_WHAT NEEDS TO BE DONE_. Keep only those lines of the records that include the string "text".

[Excerpt from a dataset]
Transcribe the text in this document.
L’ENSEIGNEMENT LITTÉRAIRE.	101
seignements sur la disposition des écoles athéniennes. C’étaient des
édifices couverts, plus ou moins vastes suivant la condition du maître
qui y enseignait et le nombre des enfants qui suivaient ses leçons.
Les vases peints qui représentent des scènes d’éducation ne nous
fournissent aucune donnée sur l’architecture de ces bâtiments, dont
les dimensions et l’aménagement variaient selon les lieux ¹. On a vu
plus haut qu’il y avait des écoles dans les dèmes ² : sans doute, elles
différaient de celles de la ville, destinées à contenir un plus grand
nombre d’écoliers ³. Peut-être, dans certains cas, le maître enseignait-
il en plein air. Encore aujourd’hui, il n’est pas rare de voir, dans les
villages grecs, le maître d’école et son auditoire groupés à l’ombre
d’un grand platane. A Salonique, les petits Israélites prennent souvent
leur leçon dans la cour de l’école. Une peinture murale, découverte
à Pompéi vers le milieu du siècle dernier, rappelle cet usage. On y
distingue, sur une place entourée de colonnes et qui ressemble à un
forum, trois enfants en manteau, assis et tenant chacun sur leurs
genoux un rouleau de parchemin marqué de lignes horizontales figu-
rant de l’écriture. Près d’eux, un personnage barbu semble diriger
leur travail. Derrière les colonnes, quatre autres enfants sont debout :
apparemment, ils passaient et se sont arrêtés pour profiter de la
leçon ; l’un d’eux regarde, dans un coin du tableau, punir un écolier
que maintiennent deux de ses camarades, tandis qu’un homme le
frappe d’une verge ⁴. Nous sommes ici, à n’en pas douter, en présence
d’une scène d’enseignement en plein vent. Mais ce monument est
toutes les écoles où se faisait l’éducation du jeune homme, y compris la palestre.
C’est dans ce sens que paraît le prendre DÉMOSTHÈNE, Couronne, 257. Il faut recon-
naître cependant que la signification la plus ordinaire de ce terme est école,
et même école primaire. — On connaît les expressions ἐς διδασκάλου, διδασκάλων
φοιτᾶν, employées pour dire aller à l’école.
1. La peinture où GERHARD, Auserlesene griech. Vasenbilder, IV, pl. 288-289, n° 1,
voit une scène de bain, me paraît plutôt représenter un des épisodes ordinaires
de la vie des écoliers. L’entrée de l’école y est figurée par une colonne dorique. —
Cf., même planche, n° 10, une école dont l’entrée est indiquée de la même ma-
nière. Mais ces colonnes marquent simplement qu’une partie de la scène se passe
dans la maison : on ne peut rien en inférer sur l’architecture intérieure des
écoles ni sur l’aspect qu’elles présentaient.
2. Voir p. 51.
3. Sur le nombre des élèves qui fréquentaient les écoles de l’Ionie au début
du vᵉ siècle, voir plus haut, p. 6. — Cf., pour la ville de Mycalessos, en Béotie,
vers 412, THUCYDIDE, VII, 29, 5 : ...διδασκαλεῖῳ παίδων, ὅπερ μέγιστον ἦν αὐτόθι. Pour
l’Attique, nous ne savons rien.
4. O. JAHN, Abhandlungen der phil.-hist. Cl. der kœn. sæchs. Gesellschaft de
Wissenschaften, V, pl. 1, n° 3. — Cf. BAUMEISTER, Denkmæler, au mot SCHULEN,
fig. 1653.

...

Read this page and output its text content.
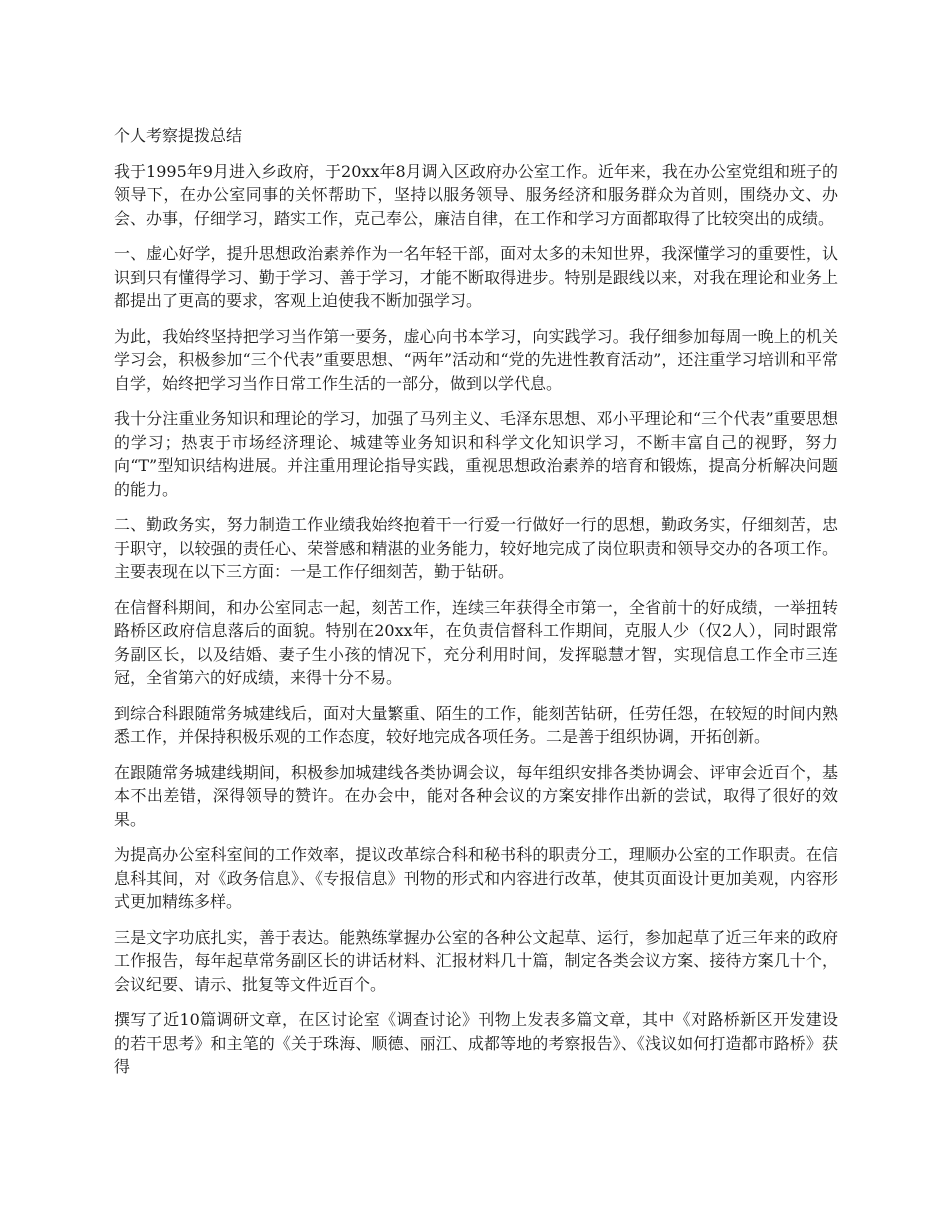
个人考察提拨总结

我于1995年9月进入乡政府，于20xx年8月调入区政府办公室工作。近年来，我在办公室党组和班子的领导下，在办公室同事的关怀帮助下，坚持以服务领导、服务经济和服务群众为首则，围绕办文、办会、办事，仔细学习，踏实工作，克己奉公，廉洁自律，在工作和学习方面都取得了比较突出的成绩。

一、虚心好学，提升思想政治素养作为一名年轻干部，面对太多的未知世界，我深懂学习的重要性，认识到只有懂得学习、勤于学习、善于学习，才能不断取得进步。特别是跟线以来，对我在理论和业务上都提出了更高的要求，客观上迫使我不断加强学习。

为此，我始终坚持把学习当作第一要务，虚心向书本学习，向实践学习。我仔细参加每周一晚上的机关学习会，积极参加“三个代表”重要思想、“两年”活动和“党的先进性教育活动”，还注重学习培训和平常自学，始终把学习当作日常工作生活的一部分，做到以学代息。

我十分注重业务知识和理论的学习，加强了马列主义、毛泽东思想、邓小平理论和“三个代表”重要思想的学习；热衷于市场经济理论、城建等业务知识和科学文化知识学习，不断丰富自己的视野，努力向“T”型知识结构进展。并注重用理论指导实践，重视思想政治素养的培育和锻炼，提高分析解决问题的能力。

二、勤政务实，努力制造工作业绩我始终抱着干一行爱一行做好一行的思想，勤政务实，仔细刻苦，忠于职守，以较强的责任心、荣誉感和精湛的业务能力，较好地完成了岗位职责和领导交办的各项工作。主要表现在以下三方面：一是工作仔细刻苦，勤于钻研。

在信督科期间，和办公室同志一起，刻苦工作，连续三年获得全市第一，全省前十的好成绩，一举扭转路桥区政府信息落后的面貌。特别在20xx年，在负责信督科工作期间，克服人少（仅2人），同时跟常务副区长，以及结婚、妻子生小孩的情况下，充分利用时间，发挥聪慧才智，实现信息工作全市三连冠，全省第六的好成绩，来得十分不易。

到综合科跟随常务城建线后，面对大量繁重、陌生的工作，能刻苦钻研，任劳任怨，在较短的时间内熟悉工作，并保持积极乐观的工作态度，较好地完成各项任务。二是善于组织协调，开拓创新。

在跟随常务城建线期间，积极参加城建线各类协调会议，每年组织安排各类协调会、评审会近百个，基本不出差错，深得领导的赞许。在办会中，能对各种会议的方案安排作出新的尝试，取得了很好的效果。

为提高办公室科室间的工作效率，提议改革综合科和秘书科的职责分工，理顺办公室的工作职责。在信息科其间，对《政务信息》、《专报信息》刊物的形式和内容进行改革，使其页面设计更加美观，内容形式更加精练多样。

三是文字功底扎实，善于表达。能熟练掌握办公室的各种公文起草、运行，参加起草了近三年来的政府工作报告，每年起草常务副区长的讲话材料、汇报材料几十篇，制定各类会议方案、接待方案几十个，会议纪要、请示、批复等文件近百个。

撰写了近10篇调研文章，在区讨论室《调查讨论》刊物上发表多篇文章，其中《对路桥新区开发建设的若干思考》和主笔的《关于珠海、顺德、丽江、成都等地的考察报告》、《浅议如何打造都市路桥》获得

---

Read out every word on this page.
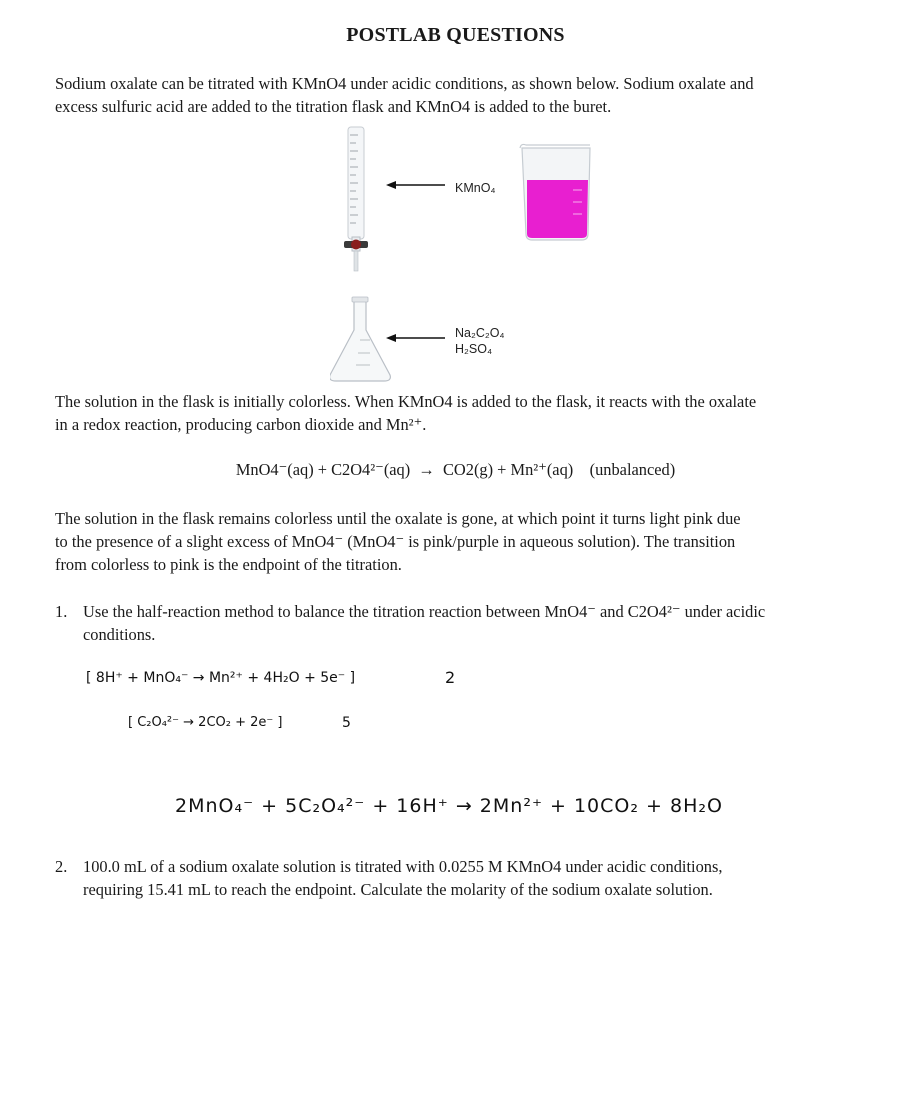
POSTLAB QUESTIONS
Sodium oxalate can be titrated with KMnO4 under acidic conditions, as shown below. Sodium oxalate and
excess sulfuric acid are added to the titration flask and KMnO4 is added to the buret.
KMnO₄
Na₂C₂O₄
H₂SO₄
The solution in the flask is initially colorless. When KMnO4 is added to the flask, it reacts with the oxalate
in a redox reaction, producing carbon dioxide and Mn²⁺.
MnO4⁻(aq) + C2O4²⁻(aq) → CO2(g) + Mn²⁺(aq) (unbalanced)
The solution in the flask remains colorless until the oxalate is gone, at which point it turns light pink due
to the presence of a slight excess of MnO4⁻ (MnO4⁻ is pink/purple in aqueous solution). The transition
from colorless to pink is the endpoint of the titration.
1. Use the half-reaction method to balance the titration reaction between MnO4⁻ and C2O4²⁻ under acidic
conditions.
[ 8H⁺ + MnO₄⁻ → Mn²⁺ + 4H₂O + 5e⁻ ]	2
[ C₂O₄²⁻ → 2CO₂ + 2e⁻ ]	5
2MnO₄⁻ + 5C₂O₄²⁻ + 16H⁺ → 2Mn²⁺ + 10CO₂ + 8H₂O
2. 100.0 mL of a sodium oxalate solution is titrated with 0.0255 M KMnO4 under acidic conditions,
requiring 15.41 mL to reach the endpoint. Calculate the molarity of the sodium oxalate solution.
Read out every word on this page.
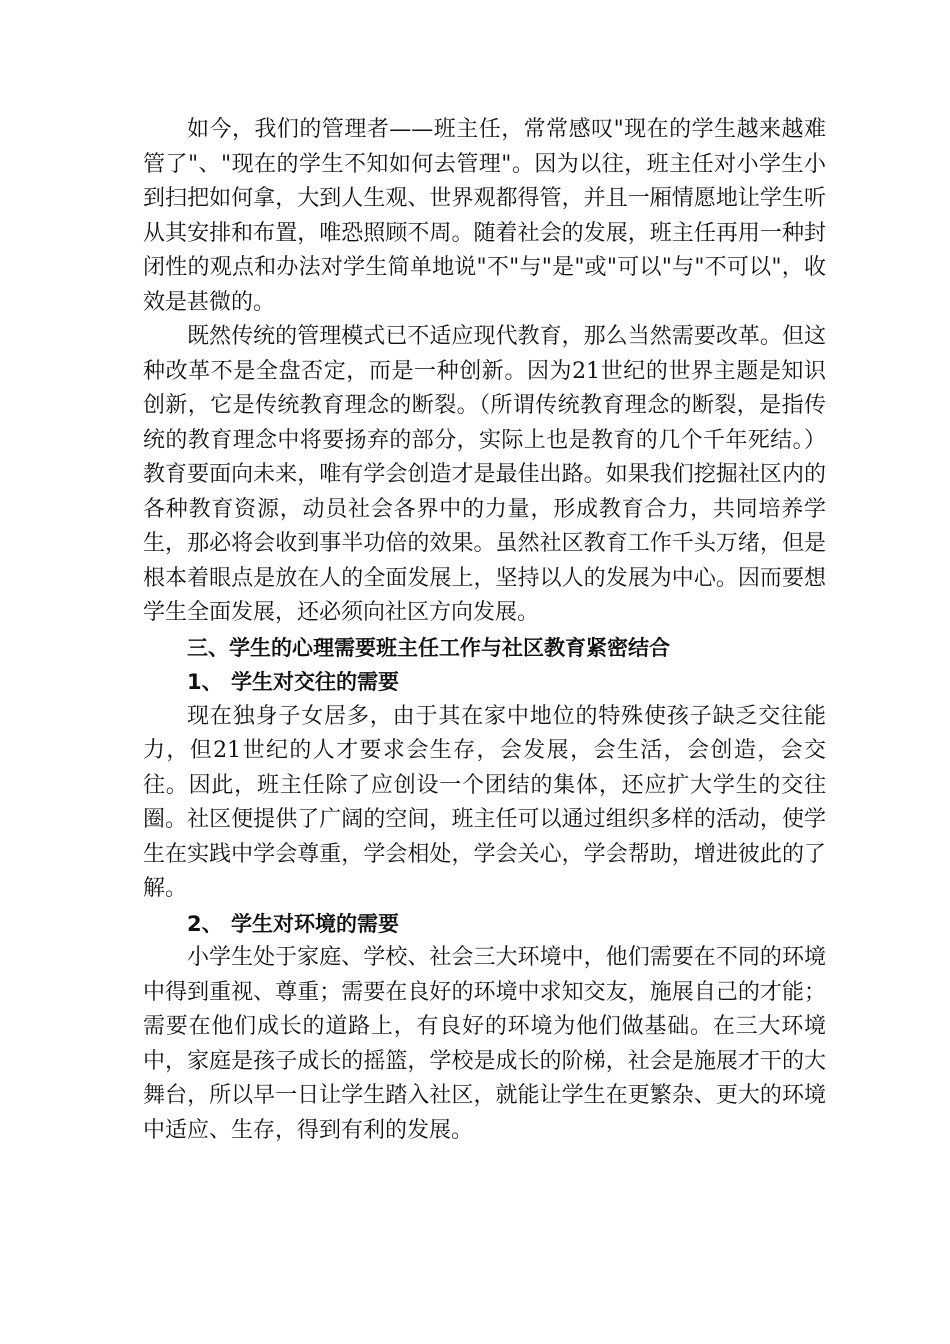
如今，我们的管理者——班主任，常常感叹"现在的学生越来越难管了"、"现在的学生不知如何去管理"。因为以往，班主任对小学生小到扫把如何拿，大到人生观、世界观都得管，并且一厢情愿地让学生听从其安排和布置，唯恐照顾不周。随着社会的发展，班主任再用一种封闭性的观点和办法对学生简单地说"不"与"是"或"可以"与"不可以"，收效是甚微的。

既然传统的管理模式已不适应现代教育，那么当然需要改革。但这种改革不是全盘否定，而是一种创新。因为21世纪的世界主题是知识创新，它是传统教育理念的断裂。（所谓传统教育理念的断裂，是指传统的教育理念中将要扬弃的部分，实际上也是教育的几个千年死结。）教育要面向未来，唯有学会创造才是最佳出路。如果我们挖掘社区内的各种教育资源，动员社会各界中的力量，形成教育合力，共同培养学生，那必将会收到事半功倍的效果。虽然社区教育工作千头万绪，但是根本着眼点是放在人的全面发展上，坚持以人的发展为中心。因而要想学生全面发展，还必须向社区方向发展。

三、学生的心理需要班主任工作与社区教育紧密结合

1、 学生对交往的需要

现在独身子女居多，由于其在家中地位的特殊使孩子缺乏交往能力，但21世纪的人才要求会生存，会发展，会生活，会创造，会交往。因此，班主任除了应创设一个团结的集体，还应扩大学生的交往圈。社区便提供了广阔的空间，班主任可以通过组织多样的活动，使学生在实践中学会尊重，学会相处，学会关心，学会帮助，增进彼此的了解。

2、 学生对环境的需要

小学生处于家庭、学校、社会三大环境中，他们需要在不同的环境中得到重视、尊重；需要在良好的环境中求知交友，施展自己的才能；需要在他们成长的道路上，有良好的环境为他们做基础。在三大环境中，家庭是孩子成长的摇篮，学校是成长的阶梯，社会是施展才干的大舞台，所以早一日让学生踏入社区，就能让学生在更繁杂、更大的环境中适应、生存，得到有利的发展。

_TASK SOLUTION_.
Transcribe the text in this document.
Read this page and output its text content.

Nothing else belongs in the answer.